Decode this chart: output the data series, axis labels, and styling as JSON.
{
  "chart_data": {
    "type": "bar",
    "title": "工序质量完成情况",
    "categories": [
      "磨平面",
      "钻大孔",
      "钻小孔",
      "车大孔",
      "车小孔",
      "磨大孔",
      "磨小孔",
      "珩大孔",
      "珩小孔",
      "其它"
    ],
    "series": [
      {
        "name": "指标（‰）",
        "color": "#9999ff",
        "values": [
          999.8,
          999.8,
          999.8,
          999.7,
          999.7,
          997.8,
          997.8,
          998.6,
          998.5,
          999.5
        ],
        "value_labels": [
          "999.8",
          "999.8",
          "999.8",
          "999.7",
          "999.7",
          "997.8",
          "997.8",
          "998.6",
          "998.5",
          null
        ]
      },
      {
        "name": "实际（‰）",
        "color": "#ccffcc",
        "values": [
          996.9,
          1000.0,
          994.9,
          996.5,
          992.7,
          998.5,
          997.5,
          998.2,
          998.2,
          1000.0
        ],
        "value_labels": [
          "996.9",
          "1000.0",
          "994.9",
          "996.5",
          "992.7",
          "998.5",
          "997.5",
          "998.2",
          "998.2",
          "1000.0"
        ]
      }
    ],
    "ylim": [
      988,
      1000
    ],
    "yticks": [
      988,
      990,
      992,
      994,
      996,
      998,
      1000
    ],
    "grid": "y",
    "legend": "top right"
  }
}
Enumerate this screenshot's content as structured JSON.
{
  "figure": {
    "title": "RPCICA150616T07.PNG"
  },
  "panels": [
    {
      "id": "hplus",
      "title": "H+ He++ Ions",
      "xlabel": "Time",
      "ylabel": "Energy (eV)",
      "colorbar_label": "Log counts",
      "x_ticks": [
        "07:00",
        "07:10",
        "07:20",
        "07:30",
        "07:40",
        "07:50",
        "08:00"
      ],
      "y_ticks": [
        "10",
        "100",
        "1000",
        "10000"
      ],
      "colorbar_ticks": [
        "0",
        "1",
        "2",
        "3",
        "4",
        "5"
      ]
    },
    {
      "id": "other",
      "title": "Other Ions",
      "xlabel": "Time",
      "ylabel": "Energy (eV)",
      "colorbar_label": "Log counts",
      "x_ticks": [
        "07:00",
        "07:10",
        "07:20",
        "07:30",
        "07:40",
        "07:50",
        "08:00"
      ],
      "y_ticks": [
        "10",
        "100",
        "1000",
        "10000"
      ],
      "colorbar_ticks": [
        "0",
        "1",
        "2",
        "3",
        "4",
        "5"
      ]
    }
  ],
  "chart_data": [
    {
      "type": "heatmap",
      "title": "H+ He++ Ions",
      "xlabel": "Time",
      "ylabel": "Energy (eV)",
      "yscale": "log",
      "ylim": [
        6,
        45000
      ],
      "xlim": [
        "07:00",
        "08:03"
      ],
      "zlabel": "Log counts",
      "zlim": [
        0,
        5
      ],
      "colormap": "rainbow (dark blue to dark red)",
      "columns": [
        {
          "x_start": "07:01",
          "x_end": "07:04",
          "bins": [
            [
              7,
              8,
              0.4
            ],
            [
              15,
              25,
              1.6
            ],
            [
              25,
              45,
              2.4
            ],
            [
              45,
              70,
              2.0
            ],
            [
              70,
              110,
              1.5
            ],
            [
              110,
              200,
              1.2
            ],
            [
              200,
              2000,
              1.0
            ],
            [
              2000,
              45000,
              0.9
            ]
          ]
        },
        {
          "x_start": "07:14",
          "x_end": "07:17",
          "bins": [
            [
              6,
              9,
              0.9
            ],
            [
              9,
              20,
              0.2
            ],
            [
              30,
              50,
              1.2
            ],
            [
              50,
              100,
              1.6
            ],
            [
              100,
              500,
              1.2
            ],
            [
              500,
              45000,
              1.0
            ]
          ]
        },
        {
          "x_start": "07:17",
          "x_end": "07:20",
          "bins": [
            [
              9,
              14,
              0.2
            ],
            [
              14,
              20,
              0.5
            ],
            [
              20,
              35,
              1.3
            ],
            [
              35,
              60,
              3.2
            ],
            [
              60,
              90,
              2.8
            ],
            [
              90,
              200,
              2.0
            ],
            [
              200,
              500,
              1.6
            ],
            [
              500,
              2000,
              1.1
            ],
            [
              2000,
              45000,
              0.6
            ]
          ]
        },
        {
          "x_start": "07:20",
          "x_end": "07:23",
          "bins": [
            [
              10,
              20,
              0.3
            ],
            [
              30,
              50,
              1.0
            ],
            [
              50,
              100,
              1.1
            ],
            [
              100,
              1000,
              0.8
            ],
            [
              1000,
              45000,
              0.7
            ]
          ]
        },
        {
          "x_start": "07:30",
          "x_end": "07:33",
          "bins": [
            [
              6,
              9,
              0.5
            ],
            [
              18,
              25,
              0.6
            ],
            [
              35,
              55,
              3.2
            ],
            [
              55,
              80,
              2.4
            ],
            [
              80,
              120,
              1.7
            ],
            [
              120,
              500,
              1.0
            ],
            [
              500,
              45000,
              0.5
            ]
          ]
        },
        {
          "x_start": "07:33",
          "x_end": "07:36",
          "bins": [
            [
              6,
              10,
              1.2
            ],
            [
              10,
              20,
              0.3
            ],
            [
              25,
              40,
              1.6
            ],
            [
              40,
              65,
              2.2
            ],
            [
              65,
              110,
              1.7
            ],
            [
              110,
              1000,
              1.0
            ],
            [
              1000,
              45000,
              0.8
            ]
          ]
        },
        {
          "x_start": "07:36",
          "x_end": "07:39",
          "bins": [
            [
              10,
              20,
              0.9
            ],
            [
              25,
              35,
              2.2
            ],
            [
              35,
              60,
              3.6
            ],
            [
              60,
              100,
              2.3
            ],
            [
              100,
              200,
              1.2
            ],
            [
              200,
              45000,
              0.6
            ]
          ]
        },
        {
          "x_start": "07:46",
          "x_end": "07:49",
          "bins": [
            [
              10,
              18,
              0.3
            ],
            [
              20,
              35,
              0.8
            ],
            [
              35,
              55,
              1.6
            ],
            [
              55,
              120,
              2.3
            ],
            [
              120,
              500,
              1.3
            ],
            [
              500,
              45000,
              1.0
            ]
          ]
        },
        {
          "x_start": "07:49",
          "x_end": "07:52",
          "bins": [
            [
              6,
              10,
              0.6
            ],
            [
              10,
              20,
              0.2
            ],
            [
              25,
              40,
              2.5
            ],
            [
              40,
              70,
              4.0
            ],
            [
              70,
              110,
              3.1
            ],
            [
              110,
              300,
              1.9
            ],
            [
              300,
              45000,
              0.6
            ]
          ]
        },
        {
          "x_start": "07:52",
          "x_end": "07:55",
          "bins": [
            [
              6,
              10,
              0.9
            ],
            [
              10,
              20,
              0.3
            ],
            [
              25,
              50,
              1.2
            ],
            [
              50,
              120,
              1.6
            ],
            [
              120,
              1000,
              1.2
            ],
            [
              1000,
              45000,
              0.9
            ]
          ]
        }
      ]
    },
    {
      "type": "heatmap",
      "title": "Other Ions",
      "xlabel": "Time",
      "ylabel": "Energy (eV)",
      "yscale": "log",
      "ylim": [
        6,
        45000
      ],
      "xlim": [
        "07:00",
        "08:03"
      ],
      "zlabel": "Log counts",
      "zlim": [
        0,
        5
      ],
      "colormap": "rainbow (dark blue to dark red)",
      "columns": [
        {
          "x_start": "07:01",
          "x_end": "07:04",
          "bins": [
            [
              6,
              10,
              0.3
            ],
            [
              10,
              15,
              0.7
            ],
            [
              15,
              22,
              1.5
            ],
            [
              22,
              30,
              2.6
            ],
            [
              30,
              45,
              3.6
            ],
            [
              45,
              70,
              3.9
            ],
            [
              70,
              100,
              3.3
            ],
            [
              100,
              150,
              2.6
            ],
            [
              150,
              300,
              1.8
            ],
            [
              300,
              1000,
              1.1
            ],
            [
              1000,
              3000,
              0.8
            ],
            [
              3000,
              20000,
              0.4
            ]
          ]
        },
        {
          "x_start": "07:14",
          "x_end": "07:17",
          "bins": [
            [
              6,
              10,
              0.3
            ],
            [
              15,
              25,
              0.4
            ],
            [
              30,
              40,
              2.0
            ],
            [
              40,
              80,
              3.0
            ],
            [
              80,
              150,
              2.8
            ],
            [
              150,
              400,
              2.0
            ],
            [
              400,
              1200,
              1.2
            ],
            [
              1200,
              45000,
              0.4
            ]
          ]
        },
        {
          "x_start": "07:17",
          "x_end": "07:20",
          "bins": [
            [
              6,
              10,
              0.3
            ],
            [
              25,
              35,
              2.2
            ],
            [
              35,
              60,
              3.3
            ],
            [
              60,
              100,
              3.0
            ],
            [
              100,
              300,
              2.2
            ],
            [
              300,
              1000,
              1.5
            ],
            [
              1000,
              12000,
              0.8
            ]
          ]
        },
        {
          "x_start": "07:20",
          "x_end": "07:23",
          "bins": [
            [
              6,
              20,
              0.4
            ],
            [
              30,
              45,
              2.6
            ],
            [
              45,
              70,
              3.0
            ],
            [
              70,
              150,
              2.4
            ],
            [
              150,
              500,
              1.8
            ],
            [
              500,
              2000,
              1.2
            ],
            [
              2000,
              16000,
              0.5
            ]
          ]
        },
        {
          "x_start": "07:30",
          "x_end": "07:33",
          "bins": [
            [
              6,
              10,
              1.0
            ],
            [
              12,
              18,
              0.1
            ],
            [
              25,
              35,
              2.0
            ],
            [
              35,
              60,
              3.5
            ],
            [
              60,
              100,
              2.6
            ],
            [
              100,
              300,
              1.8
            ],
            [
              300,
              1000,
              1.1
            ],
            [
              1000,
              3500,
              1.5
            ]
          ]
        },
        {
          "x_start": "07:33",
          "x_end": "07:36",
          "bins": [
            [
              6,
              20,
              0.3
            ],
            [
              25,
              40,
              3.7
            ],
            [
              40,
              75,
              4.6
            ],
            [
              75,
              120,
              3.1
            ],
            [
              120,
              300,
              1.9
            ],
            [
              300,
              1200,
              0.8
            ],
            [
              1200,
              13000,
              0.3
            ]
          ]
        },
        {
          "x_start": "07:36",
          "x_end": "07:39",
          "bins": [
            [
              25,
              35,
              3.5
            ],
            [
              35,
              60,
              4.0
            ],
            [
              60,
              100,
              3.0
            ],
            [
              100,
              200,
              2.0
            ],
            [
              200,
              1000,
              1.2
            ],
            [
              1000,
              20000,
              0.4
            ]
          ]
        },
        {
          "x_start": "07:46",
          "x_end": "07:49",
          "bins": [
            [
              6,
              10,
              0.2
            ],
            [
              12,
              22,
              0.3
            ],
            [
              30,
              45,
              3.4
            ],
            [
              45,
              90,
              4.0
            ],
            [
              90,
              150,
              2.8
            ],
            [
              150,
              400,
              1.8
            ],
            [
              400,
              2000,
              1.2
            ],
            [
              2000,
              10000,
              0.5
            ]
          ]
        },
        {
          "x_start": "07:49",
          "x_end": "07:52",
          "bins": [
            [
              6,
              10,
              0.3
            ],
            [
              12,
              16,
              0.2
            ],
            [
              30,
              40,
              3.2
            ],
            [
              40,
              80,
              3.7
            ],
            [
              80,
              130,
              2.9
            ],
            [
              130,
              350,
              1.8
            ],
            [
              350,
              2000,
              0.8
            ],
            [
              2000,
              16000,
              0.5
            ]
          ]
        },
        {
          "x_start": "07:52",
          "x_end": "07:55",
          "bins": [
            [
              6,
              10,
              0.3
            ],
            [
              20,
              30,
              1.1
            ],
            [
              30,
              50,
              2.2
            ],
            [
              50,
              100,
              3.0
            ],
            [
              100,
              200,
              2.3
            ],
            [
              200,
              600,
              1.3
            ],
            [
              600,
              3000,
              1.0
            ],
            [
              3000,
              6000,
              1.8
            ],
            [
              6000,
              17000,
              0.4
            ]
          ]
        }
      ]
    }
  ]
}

Given problem
Copy all lines above containing the string "series".

Task output
Decode this chart: output the data series, axis labels, and styling as JSON.
    "series": [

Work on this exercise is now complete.